Across the listing below, how many lines hold "JSON"? Reply with the number by itself.
-------- Material
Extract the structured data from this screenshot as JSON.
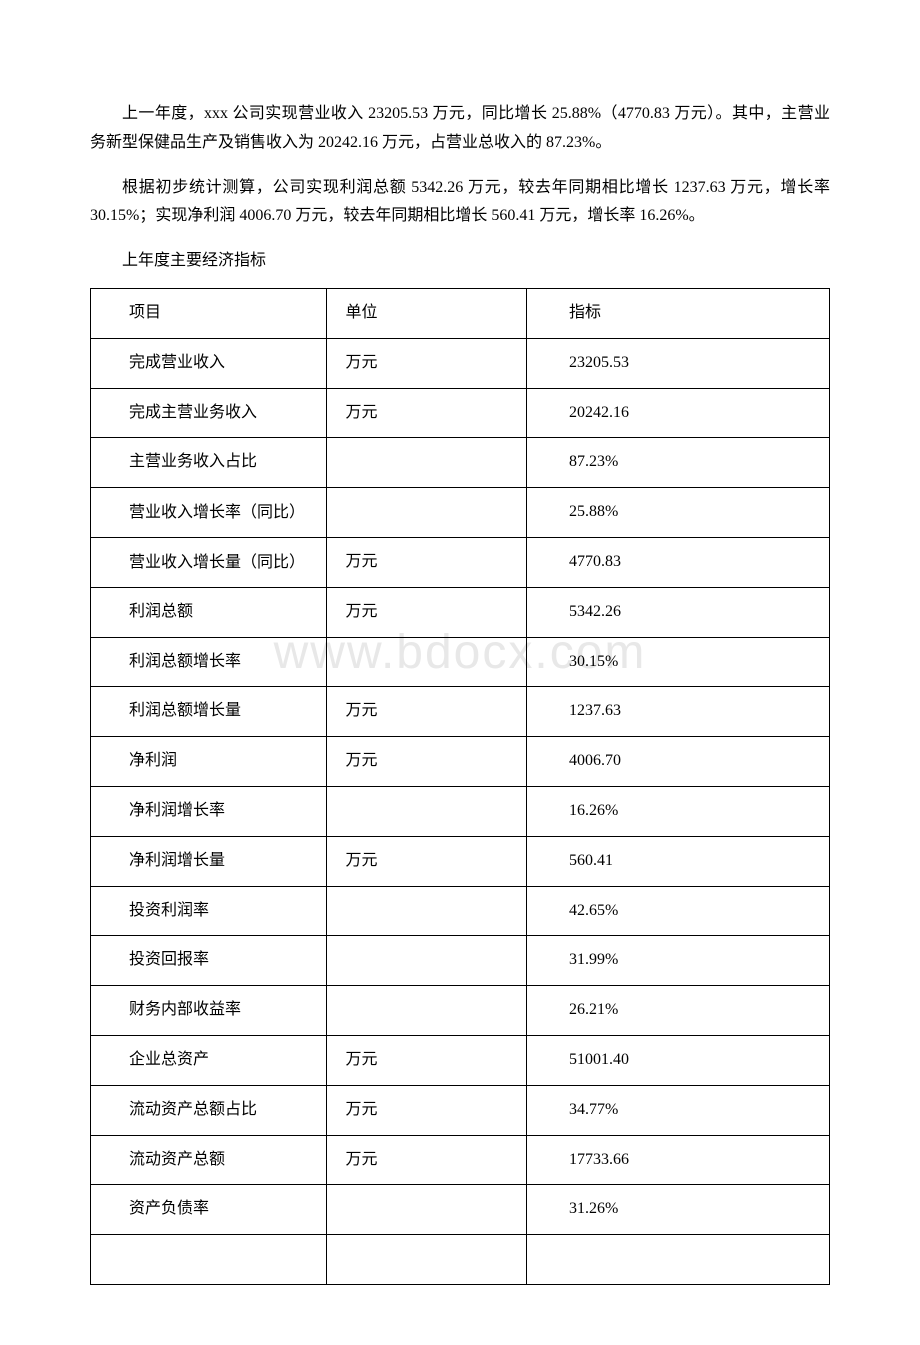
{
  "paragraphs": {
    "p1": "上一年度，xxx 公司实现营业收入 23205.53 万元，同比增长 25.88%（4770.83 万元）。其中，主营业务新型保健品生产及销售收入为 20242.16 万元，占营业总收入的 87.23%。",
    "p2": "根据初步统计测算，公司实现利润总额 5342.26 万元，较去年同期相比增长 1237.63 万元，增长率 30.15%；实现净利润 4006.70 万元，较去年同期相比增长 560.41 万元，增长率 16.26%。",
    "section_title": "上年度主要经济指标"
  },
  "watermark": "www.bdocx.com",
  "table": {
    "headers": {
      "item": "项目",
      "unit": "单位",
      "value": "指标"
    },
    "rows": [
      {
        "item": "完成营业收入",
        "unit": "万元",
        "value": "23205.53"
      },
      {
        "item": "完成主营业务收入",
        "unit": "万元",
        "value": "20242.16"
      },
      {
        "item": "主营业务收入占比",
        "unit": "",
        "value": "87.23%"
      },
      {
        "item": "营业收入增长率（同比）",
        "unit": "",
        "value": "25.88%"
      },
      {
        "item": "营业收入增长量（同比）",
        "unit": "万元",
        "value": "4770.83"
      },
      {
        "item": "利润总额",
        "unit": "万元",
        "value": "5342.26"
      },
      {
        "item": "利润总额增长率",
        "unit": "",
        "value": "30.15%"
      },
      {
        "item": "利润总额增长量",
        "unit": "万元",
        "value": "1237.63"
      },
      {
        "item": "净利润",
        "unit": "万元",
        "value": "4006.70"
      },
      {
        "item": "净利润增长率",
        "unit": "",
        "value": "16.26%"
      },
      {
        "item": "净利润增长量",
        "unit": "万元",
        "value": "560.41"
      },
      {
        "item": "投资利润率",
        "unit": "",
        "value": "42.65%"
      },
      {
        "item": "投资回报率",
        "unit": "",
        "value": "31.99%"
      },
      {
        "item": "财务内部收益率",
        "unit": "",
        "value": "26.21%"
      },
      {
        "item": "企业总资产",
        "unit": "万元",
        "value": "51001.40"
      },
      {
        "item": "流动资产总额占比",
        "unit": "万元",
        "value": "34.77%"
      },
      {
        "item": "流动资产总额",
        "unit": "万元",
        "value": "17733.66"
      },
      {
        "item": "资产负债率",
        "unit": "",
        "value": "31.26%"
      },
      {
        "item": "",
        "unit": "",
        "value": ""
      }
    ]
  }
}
----------------
-------- Material
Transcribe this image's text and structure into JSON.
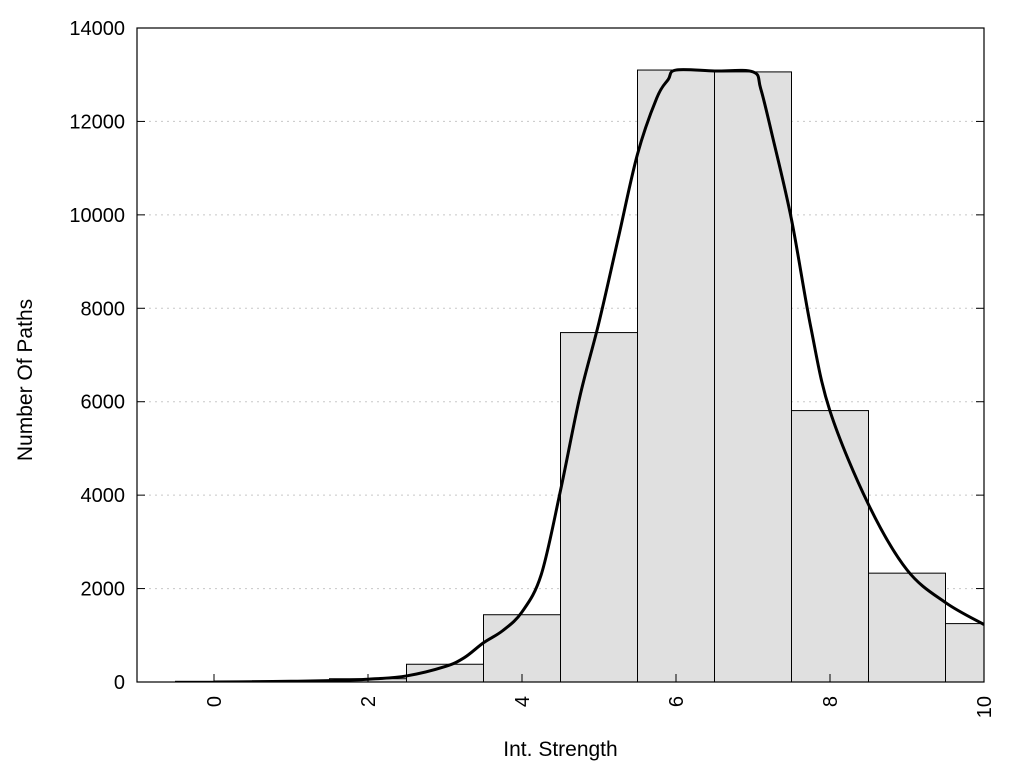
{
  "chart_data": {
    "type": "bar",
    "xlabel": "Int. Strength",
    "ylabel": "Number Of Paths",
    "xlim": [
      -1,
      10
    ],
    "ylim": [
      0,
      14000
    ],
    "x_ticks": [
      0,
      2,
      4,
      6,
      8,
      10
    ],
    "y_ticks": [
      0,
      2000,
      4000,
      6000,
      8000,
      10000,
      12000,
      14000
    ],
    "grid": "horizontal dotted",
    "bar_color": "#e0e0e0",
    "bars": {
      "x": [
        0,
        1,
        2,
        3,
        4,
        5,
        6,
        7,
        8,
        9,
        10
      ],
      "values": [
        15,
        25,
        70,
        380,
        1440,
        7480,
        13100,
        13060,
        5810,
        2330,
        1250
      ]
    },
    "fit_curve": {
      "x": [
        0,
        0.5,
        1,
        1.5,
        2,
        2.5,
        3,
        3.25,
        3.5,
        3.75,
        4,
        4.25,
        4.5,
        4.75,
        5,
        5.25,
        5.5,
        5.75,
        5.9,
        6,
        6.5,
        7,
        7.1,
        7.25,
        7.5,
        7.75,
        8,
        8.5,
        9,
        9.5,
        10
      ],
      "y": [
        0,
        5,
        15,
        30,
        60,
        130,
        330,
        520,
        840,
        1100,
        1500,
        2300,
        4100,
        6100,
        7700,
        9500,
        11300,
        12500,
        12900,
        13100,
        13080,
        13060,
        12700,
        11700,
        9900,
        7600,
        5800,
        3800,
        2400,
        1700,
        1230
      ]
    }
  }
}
----------------
-------- Material
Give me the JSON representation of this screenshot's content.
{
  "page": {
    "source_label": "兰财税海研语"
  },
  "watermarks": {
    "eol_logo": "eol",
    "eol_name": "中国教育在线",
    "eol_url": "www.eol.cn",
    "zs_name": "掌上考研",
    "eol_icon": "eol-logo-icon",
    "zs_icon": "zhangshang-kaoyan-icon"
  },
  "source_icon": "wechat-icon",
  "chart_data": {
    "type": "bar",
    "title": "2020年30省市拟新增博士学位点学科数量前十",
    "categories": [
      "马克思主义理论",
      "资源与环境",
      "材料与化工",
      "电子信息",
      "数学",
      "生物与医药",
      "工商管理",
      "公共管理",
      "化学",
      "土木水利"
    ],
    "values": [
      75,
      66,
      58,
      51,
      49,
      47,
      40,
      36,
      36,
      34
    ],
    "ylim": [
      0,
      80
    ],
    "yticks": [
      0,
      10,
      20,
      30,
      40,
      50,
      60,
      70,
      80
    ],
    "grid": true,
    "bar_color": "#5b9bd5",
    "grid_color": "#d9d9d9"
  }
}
----------------
Solution to this problem:
3